— begin —
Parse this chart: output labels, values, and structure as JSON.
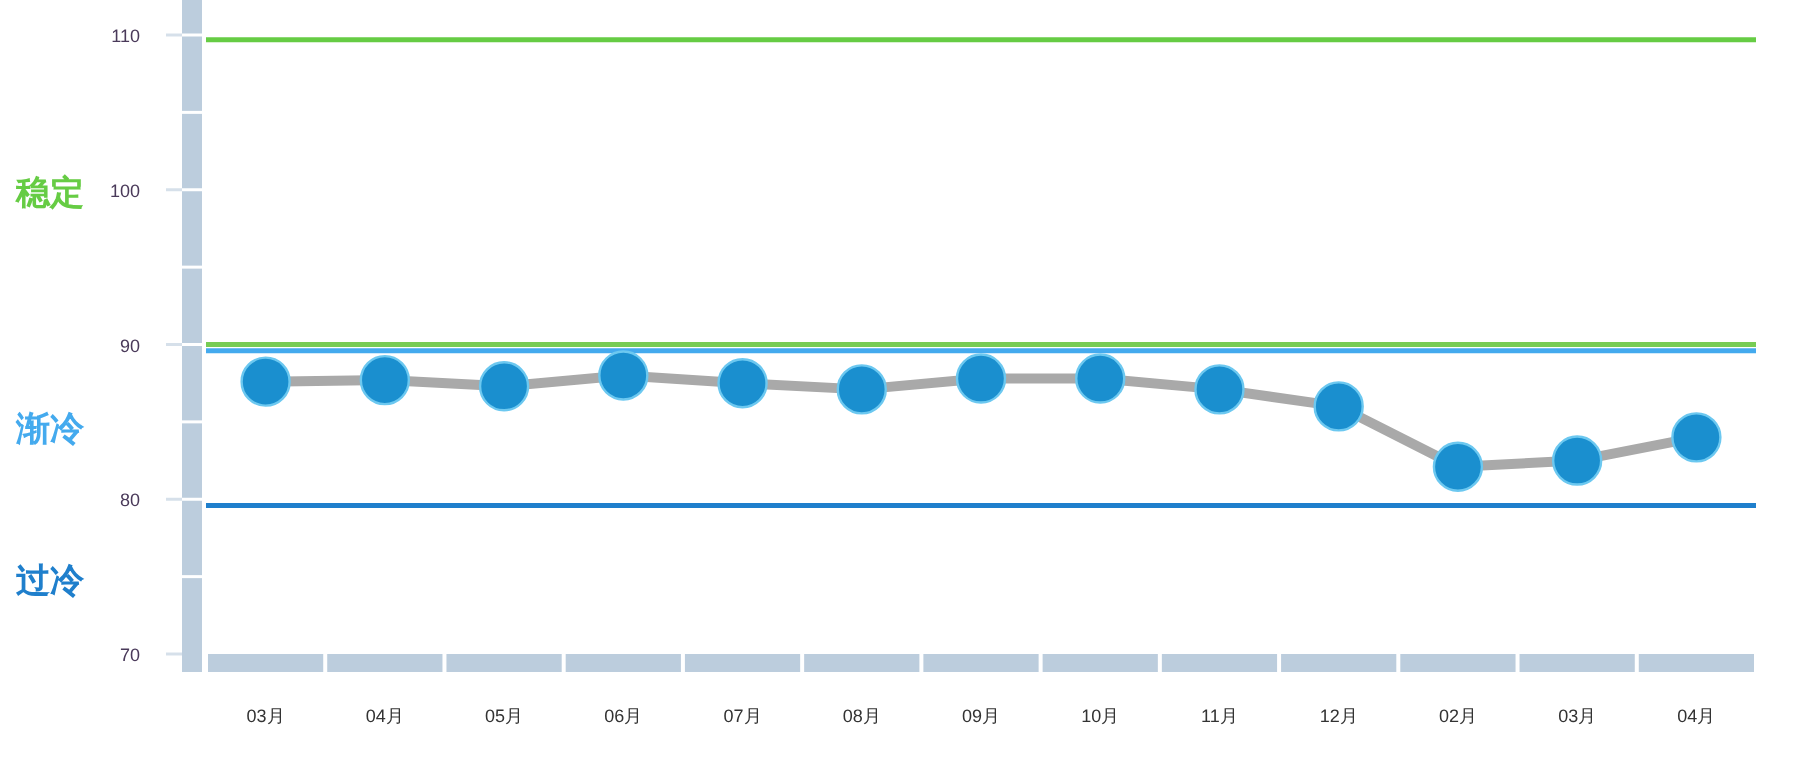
{
  "chart_data": {
    "type": "line",
    "categories": [
      "03月",
      "04月",
      "05月",
      "06月",
      "07月",
      "08月",
      "09月",
      "10月",
      "11月",
      "12月",
      "02月",
      "03月",
      "04月"
    ],
    "series": [
      {
        "color": "#1a8fcf",
        "values": [
          87.6,
          87.7,
          87.3,
          88.0,
          87.5,
          87.1,
          87.8,
          87.8,
          87.1,
          86.0,
          82.1,
          82.5,
          84.0
        ]
      }
    ],
    "marker": "circle",
    "ylim": [
      70,
      110
    ],
    "yticks": [
      70,
      80,
      90,
      100,
      110
    ],
    "ref_lines": [
      {
        "axis": "y",
        "value": 109.7,
        "color": "#66cc44"
      },
      {
        "axis": "y",
        "value": 90,
        "color": "#77cc55"
      },
      {
        "axis": "y",
        "value": 89.6,
        "color": "#44aaee"
      },
      {
        "axis": "y",
        "value": 79.6,
        "color": "#1f7fcc"
      }
    ],
    "annotations": [
      "稳定",
      "渐冷",
      "过冷"
    ]
  }
}
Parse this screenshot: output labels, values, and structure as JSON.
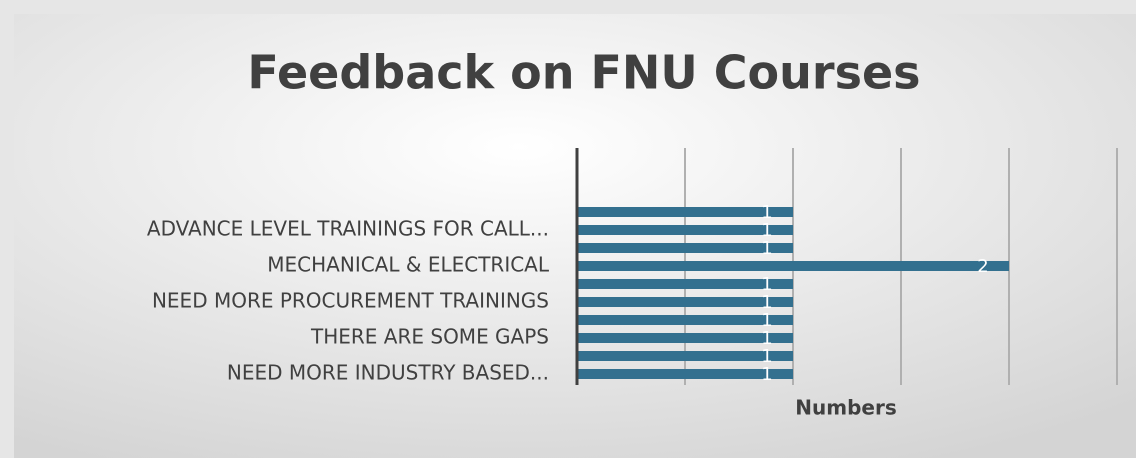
{
  "chart_data": {
    "type": "bar",
    "orientation": "horizontal",
    "title": "Feedback on FNU Courses",
    "categories": [
      null,
      "ADVANCE LEVEL TRAININGS FOR CALL...",
      null,
      "MECHANICAL & ELECTRICAL",
      null,
      "NEED MORE PROCUREMENT TRAININGS",
      null,
      "THERE ARE SOME GAPS",
      null,
      "NEED MORE INDUSTRY BASED..."
    ],
    "values": [
      1,
      1,
      1,
      2,
      1,
      1,
      1,
      1,
      1,
      1
    ],
    "color": "#33708f",
    "x_label": "Numbers",
    "xlim": [
      0,
      2.5
    ],
    "xticks": [
      0,
      0.5,
      1,
      1.5,
      2,
      2.5
    ],
    "grid": true
  }
}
— end —
What the exercise asks: Gather up every line from the listing above in which the word "JSON" occurs.

Response to the task:
Parse this chart: output labels, values, and structure as JSON.
Parse this screenshot: output labels, values, and structure as JSON.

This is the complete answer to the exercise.